_Extracted data:_
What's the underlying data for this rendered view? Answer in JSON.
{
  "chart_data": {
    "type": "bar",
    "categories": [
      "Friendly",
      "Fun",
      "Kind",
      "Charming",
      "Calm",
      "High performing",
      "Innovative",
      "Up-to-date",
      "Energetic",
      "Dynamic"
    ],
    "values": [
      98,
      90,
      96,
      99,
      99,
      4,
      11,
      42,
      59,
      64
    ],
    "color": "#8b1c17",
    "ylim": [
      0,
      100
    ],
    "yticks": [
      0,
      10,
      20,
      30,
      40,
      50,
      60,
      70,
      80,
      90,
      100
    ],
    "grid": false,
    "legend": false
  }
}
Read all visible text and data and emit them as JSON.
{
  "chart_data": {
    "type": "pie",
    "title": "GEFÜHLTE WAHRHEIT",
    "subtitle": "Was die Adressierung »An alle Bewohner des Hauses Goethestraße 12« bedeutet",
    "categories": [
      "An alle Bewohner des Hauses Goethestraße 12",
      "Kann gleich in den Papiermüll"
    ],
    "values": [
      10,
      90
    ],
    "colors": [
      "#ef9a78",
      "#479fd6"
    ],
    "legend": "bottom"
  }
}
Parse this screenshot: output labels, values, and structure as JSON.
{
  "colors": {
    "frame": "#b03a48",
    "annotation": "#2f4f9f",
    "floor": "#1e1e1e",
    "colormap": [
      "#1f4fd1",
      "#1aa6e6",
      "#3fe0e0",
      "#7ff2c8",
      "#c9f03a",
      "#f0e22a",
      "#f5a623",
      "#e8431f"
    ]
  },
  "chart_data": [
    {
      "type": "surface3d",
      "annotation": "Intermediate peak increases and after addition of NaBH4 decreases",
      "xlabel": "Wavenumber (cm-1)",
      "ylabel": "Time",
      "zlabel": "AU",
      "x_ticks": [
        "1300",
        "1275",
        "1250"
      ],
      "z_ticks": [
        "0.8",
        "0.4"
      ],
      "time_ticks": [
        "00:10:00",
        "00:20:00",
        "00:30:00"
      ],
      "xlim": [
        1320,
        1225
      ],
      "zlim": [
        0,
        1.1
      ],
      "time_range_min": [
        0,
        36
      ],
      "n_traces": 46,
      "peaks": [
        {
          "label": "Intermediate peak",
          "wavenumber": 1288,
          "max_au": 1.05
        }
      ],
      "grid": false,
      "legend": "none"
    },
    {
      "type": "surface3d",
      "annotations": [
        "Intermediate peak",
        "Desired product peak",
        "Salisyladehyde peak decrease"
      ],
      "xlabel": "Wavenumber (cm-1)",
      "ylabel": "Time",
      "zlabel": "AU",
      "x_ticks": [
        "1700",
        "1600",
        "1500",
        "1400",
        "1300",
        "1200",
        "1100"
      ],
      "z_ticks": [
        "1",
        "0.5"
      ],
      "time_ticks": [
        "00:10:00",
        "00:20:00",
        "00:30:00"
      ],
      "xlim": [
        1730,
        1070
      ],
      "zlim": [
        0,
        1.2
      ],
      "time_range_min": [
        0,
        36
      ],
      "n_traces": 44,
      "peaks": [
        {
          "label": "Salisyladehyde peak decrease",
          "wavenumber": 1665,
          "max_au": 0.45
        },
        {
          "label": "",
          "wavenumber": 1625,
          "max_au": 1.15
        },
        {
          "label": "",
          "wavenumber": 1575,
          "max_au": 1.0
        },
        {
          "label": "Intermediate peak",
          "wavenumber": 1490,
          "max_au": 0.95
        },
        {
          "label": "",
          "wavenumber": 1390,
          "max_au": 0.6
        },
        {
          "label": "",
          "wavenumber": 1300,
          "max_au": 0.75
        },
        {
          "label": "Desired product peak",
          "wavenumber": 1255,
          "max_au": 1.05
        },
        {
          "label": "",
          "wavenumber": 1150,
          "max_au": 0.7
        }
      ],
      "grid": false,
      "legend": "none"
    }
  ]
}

_Task:_ Find the lines with the string "legend" and reproduce them.

_Task solution:_
    "legend": false
    "legend": "bottom"
      "legend": "none"
      "legend": "none"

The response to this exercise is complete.